## What you will do
How many lines hold the string "лица"? Give only the number.

==== Records shown

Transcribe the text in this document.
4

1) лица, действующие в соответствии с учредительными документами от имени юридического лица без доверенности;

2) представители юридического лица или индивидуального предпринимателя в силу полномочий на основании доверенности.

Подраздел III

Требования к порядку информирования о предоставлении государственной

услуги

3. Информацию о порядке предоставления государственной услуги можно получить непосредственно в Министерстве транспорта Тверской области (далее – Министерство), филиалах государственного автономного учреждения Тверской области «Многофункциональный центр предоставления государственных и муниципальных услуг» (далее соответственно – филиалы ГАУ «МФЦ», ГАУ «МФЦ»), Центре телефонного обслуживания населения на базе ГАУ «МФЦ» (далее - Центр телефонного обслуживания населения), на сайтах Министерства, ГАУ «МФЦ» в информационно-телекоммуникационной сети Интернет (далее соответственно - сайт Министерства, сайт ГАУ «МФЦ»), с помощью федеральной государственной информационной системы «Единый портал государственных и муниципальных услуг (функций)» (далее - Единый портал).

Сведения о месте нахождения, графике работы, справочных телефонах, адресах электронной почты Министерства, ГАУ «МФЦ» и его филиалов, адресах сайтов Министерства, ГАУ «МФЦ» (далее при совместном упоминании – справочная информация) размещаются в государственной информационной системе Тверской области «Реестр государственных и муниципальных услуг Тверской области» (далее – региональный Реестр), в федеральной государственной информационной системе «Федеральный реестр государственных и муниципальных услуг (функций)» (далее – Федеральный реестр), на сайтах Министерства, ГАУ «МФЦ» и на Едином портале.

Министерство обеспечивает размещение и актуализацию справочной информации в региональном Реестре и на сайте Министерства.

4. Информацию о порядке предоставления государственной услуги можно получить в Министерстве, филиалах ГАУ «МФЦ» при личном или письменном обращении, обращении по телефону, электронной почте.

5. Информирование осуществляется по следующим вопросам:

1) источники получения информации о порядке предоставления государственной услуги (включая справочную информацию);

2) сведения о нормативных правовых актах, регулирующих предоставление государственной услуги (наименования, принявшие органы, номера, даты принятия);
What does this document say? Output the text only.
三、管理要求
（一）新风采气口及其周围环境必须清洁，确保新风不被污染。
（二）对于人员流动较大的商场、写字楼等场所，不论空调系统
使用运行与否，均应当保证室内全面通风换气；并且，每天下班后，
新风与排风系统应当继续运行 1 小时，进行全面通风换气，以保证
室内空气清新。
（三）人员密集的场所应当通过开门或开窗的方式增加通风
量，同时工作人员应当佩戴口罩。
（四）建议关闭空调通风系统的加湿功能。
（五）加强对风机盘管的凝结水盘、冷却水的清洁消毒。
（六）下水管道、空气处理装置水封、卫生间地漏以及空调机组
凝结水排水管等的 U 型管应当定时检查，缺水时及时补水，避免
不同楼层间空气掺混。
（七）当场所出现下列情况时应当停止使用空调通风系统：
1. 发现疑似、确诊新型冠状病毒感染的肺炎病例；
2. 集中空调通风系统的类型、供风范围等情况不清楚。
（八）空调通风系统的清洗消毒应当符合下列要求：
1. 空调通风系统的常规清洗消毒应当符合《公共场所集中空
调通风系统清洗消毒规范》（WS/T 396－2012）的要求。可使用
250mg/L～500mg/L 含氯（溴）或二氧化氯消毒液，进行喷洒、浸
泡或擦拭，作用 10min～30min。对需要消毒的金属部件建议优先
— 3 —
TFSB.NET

========

## In response
2